In the entries below, find every line holding the string "Commercial" and collect it.

----------

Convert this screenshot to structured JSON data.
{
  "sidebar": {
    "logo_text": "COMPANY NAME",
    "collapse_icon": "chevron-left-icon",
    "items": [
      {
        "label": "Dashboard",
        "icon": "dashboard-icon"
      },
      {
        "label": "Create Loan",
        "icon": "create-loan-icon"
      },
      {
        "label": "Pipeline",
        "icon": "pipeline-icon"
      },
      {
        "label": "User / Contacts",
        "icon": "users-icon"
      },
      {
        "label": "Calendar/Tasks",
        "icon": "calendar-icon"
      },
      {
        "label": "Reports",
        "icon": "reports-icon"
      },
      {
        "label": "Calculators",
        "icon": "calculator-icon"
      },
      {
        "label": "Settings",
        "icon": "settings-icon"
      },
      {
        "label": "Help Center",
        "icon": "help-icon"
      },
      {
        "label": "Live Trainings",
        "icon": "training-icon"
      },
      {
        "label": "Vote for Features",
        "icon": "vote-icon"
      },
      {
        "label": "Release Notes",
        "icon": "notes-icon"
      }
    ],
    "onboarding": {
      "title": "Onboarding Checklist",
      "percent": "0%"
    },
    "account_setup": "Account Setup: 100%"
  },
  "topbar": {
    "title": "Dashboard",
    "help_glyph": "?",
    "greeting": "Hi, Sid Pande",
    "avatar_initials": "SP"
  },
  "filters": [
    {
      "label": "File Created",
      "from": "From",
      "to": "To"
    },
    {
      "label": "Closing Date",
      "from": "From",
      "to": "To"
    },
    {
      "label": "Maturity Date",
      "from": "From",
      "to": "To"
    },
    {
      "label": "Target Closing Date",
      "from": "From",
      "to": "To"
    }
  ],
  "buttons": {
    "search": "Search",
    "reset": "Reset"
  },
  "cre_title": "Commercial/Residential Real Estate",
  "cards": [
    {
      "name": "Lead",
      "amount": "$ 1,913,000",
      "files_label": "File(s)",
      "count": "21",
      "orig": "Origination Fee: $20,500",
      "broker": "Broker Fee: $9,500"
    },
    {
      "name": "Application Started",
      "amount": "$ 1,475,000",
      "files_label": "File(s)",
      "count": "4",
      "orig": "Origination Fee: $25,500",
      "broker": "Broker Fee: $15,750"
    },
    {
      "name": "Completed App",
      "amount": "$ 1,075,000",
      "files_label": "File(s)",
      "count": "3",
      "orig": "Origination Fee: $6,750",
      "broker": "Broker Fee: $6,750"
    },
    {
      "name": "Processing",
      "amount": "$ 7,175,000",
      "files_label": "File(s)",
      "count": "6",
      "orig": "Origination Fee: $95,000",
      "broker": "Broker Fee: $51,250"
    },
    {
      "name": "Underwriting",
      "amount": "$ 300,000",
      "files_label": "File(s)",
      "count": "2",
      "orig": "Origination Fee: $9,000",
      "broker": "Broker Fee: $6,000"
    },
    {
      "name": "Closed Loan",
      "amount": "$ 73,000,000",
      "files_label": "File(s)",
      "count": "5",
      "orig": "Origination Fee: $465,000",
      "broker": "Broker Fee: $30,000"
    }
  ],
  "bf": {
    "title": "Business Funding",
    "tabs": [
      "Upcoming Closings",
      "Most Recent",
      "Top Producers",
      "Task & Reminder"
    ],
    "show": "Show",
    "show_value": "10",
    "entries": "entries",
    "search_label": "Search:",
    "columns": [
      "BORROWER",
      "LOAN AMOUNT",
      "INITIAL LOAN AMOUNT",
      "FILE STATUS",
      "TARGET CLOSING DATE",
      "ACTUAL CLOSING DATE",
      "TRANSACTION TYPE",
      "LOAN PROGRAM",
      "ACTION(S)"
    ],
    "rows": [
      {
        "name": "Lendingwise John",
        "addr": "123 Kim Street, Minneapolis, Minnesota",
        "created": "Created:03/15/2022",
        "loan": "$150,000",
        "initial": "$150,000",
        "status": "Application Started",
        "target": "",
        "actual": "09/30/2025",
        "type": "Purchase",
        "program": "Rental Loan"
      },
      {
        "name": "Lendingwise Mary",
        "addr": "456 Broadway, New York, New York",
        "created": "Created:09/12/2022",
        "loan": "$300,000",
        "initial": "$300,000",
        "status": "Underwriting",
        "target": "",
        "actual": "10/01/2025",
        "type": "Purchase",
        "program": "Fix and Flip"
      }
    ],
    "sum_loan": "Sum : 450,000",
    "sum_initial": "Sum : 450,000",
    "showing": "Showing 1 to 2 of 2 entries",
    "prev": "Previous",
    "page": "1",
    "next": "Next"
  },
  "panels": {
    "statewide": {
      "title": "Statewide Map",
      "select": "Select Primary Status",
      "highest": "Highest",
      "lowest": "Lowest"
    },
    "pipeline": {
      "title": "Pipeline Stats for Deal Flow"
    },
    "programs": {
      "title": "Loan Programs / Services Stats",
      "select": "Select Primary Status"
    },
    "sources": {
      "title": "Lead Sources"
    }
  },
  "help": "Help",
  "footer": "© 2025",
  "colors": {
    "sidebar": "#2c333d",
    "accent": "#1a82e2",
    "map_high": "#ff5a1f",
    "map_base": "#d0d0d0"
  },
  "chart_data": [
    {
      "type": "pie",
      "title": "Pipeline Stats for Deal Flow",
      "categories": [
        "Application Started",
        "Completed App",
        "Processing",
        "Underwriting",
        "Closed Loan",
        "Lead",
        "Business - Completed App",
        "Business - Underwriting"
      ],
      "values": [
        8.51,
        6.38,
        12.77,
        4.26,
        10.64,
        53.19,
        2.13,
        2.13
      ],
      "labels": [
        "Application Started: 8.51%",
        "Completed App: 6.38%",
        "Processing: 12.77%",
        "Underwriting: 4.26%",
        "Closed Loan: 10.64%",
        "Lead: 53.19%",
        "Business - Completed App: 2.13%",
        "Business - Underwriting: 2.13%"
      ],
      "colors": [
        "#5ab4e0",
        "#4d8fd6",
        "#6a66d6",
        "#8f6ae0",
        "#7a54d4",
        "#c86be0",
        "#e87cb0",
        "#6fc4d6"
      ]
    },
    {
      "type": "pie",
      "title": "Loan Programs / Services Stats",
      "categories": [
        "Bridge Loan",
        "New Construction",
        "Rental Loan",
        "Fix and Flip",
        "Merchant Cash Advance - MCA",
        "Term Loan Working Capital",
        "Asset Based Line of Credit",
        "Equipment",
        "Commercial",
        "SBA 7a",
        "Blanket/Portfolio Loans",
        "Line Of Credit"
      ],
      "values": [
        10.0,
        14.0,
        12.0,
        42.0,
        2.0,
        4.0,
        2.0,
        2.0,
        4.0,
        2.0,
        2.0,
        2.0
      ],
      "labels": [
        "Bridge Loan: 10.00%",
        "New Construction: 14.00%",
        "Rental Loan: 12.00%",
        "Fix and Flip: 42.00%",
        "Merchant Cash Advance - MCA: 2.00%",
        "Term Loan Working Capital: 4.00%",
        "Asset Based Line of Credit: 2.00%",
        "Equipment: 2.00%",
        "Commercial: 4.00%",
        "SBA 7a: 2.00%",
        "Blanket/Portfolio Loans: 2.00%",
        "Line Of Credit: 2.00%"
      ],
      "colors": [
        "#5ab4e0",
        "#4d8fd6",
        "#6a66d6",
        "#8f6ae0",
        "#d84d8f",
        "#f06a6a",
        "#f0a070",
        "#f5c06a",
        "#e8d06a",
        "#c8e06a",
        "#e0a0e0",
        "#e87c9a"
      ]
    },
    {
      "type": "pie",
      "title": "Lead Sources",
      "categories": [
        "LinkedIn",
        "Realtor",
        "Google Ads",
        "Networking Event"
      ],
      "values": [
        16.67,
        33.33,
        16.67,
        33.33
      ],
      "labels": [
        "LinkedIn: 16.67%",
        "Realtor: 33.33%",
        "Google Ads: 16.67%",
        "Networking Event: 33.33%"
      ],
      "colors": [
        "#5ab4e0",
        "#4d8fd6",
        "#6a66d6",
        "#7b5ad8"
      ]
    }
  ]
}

----------

*Response to the task:*
  "cre_title": "Commercial/Residential Real Estate",
        "Commercial",
        "Commercial: 4.00%",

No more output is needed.